### Reading passage:
-- Opening Marker --
+305 1. A polynomial of degree \(13\) is divided by \(d(x)\) to give a quotient of degree \(7 \) and a remainder of \(3x^3+4x^2-x+12\). What is \(\deg d\)?
2. The ellipse \(\frac{x^2}{25} + \frac{y^2}{16} = 1\) has foci at \(F_1\) and \(F_2,\) as shown below. The circle with diameter \(\overline{F_1 F_2}\) is drawn.
Let \(B\) be a point on the circle such that \(BF_2 = 5.\) When \(\overline{BF_2}\) is extended past \(B\) it intersects the ellipse at \(A.\) Compute \(\cos \angle F_1 AF_2.\)
3. (Bonus question) Recently, I've encountered a polynomial question \(\frac{9x^{4}+x^{3}-12x+21}{x+4}\). I found the quotient is \(9x^{3}-35x^{2}-140x-572\) and the remainder is \(-63, \) but apparently it is wrong. I am confused and would like anyone to give me an explanation on this question!!
Thank you guys SO SO much for your time!!! 
+305 Nvm, I found out my mistake on the bonus question!!! So, you guys don't need to help on that one anymore. Thank you once again :D
1. Since the degree of the remainder is 3, the degree of d(x) is 4.
2. \(\cos \angle F_1 AF_2 = 5/7\)
+129852 (2)
Note that F1 and F2 are endpoints of the diameter of the circle....so triangle F1BF2 is a right triangle inscribed in the circle....
And note that sqrt (25) = 5 = a
And 2a = 10
And the focal length = the radius of the circle = sqrt (a^2 - b^2) = sqrt (25 -16) = sqrt (9) = 3
So F1F2 = 2(3) = 6
And since triangle F1BF2 is right with F1F2 the hypotenuse and BF2 a leg = 5 then BF1 =
sqrt (6^2 - 5^2) =sqrt (36 -25) = sqrt (11)
Call F1A = y
And AB =x
Since triangle F1BF2 is right, then so is triangle F1AB with ABF1 being a right angle
And the sum of the distances F1A and F2A = 2a = 10
So we have the following system
(F1A)^2 - (AB)^2 = (BF1)^2
F1A + F2A = 6
So we have that
y^2 - x^2 =11 (1)
y + (5 + x) = 10 ⇒ x + y = 5 ⇒ y = 5 - x (2)
-- Closing Marker --
### Data to examine:
-- Opening Marker --
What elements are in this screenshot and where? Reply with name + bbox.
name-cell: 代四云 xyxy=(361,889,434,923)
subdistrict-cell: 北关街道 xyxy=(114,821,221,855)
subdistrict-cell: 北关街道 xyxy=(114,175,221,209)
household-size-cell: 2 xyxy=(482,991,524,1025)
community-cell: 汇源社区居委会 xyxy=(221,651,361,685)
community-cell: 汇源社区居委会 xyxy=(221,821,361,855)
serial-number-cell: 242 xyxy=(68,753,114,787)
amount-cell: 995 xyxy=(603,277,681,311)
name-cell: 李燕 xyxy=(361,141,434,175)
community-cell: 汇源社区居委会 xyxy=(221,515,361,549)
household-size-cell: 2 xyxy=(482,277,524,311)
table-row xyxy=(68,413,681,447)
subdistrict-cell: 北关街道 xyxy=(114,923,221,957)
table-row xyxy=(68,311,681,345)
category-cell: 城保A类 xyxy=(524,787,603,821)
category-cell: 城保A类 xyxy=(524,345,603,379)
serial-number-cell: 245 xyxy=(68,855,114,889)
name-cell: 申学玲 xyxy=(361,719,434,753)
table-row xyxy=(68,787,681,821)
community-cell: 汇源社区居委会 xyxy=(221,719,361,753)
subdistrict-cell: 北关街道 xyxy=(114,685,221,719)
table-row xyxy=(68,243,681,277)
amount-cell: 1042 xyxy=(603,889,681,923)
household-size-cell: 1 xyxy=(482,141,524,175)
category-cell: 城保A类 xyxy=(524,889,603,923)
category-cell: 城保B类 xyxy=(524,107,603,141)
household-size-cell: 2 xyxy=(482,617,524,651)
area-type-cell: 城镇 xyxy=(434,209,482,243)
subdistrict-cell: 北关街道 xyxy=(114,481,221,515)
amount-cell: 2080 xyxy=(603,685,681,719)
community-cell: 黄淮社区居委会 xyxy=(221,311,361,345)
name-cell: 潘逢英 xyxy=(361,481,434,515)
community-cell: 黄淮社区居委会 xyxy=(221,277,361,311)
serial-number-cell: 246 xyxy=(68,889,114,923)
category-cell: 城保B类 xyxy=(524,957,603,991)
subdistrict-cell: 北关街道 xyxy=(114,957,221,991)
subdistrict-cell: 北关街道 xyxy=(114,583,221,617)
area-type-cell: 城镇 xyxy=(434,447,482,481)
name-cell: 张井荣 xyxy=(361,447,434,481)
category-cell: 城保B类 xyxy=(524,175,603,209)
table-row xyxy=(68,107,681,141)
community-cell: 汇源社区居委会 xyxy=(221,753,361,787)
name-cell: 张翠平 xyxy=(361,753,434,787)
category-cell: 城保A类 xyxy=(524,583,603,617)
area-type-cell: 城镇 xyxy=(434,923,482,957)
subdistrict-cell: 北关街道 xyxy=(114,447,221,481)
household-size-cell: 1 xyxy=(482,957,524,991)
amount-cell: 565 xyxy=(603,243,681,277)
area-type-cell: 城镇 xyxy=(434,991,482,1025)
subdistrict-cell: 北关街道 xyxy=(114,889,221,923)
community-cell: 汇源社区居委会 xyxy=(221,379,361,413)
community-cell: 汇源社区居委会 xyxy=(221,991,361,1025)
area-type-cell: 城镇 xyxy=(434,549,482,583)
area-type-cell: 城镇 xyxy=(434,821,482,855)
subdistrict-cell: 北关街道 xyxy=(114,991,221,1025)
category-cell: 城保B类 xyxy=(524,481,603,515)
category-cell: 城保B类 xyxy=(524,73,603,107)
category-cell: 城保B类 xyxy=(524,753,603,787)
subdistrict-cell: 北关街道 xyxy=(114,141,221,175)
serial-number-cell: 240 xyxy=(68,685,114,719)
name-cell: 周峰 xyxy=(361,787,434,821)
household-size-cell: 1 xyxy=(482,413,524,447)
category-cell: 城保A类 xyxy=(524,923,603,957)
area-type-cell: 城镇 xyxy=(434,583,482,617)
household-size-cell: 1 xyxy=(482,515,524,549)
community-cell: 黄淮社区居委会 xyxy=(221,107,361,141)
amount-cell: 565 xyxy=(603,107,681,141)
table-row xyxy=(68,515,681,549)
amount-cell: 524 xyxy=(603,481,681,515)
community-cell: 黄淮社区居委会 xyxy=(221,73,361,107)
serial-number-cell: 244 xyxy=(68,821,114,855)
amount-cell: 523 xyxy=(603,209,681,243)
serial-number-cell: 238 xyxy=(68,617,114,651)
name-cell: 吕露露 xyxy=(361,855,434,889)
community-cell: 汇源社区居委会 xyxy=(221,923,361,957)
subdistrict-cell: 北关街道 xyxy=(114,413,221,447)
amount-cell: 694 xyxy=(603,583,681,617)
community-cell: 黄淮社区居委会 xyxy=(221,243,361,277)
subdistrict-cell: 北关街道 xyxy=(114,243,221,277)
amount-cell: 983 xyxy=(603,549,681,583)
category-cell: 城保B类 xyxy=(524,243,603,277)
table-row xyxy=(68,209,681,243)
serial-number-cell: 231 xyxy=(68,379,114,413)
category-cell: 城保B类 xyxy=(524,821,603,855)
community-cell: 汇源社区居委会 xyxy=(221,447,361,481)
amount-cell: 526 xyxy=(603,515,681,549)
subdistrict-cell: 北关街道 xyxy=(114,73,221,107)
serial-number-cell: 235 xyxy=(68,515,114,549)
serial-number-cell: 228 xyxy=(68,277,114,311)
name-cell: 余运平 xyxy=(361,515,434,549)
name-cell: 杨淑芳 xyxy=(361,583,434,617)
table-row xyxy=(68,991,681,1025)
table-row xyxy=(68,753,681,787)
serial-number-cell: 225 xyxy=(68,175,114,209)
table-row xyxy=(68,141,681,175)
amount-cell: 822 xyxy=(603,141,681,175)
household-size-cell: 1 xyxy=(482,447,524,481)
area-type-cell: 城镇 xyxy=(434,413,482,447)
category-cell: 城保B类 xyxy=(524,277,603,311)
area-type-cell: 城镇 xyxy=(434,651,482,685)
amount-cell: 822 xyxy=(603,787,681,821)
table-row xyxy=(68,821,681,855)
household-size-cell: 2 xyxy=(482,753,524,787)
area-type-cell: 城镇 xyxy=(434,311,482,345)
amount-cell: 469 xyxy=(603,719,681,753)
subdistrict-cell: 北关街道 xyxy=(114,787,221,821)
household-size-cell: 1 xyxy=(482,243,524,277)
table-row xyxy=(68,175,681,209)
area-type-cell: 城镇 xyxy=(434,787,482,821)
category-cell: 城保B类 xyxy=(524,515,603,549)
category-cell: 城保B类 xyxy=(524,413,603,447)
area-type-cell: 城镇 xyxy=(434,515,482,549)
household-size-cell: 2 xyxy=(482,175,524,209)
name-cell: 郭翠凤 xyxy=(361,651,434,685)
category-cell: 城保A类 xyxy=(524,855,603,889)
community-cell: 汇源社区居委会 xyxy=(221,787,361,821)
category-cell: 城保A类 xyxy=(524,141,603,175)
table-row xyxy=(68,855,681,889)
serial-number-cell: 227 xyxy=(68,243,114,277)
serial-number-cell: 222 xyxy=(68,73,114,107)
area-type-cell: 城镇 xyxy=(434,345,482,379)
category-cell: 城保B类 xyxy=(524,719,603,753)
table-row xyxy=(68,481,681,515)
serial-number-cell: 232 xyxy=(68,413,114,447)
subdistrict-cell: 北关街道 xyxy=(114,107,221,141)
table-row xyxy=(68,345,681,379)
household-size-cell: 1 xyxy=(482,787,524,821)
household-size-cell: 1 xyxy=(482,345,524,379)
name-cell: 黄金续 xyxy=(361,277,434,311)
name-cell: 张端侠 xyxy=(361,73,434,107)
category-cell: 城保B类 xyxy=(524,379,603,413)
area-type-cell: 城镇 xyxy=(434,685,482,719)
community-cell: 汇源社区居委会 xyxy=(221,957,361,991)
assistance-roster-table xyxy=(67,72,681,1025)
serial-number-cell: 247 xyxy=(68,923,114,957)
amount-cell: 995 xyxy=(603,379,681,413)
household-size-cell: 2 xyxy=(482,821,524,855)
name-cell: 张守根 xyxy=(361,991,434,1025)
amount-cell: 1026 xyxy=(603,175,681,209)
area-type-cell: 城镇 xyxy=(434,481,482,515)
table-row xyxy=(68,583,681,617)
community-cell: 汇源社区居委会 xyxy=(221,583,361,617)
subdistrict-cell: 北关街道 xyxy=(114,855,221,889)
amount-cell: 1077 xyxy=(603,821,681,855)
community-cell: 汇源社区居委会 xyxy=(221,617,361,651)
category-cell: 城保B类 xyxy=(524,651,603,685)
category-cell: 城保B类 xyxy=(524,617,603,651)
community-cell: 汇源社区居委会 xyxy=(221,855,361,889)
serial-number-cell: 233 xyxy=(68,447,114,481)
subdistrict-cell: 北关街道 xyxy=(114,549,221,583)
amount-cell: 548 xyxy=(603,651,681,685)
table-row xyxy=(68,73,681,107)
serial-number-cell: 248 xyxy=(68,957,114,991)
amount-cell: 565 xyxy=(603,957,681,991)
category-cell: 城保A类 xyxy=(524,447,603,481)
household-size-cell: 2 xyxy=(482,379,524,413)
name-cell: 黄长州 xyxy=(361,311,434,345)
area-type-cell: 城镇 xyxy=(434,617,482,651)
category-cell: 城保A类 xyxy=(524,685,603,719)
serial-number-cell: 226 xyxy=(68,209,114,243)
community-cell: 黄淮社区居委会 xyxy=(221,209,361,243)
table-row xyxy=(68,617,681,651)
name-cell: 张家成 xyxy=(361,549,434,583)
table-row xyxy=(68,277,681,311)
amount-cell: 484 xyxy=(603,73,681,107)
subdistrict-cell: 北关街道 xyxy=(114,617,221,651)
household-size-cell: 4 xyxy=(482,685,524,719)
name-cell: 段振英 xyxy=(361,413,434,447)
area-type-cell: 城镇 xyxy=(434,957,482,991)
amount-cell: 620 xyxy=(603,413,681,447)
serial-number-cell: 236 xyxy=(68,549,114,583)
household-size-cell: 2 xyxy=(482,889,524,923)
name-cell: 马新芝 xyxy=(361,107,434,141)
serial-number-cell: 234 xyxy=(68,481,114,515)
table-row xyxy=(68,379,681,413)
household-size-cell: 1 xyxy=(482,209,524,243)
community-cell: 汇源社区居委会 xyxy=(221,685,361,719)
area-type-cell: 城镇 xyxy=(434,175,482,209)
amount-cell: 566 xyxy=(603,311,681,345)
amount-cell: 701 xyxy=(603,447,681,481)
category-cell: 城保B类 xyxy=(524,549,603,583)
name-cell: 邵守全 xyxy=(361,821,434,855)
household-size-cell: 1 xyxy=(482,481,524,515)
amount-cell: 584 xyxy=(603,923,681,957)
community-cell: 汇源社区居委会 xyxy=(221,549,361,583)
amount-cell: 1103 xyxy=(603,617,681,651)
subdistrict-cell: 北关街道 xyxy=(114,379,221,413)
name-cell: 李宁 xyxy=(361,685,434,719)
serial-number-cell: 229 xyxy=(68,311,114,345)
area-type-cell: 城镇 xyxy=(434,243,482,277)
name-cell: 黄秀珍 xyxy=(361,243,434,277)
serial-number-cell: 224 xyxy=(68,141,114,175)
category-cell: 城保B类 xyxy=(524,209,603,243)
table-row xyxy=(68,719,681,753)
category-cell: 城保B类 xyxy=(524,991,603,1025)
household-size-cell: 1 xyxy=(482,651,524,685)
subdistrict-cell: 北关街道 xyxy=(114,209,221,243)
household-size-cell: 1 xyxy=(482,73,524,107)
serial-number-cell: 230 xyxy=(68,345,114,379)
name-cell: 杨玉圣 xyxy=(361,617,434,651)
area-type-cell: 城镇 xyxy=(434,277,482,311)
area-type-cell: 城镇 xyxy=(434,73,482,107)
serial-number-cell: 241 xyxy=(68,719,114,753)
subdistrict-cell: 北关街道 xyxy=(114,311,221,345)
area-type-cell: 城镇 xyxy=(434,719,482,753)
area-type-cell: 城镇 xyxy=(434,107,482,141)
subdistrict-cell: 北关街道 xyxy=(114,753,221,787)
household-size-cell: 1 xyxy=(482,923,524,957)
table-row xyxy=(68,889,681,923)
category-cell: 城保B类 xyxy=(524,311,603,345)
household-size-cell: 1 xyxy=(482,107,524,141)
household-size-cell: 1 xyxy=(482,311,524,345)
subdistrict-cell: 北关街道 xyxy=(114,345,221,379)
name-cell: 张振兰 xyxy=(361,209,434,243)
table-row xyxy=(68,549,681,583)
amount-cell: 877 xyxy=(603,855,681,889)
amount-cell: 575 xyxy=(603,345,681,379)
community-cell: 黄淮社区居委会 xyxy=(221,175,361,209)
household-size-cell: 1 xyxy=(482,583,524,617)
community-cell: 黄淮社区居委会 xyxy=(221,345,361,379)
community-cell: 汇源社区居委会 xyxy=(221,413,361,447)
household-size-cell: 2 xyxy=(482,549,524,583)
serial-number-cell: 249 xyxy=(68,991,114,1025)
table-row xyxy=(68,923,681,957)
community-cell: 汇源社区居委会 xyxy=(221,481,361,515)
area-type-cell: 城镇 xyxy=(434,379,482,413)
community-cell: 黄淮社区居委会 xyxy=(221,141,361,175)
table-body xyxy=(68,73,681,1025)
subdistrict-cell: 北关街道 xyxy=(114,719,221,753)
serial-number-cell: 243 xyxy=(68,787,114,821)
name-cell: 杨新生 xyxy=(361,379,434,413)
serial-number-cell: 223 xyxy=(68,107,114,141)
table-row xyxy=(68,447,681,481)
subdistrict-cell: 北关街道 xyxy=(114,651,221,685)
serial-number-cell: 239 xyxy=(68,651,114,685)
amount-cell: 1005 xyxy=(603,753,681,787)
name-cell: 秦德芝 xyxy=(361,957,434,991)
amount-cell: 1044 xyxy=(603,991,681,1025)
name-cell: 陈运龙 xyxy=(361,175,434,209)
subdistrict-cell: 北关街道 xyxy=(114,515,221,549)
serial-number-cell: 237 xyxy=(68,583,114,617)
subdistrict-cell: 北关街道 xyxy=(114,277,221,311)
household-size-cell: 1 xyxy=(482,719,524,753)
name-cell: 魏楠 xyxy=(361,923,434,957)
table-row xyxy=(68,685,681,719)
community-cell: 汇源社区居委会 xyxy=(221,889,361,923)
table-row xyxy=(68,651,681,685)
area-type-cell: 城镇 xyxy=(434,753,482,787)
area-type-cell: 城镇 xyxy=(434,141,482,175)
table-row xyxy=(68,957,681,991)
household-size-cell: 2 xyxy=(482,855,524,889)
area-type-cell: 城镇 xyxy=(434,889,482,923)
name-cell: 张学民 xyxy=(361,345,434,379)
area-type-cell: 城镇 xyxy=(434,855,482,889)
-- Closing Marker --
### Required work:
a: What do these parts of the math forum thread state?
(i) What degree is given for the quotient in the first problem?
(ii) What value does the reply give for cos ∠F1AF2?
(iii) In the worked ellipse solution, what length is found for BF1?
b: Can you reproduce everything in the math forum thread from "3. (Bonus question)" down to "of d(x) is 4.", word for word?
c: Carry on with the ellipse solution in the math forum thread, picking up after its last line.
The entries aren't needed for any of this.

### Activity answers:
a:
(i) 7
(ii) 5/7
(iii) sqrt(11)

b:
3. (Bonus question) Recently, I've encountered a polynomial question \(\frac{9x^{4}+x^{3}-12x+21}{x+4}\). I found the quotient is \(9x^{3}-35x^{2}-140x-572\) and the remainder is \(-63, \) but apparently it is wrong. I am confused and would like anyone to give me an explanation on this question!!
Thank you guys SO SO much for your time!!! 
+305 Nvm, I found out my mistake on the bonus question!!! So, you guys don't need to help on that one anymore. Thank you once again :D
1. Since the degree of the remainder is 3, the degree of d(x) is 4.

c:
Subbing (2) into (1) we have that
(5 - x)^2 - x^2 = 11
25 - 10x = 11
14 = 10x
7 = 5x
x =7/5
And y = 5 - (7/5) = 25/5 -7/5 =18 / 5
So....the cosine of F1AF2 =
AB / AF1 =
x / y =
(7/5) / (18/5) =
7 / 18
+26393 2.
The ellipse \( \dfrac{x^2}{25} + \dfrac{y^2}{16} = 1\)
has foci at \(F_1\) and \(F_2\) as shown below. The circle with diameter \(\overline{F_1 F_2}\) is drawn.
Let B be a point on the circle such that \(\overline{BF_2} = 5\).
When \(\overline{BF_2}\) is extended past B it intersects the ellipse at A.
Compute \(\cos (\angle F_1 AF_2)\).
\(\text{Let $\angle F_1 AF_2$ = A } \\ \text{Ellipse: $\dfrac{x^2}{25} + \dfrac{y^2}{16} = 1 \quad$ or $\quad y^2=\dfrac{16}{25}(25-x_A^2) $ }\)
\(\text{1. Parameter of the ellipse:}\\ \begin{array}{rclrcl} a^2 &=& 25 \qquad \text{or} \qquad \mathbf{a=5} \\\\ \mathbf{b^2} &=& \mathbf{16} \\\\ c^2 &=& a^2-b^2 \\ c^2 &=& 25-16\\ c^2 &=& 9 \\ \mathbf{c} &=& \pm3 \\\\ F_1 &=& (-c,0) = (-3,0) \\ F_2 &=& (c,0) = (3,0) \\ \end{array} \begin{array}{|rcll|} \hline \overline{AF_1} +\overline{AF_2} &=& 2a \\ \overline{AF_1} +\overline{AF_2} &=& 2*5 \\ \mathbf{\overline{AF_1} +\overline{AF_2}} &=& \mathbf{10} \\ \hline \end{array} \\ \text{2. Circle:}\\ \begin{array}{|rcll|} \hline x^2+y^2 &=& r^2 \quad | \quad r=c,\ c= 3 \\ \mathbf{x^2+y^2} &=& \mathbf{3^2} \\ \hline \end{array}\)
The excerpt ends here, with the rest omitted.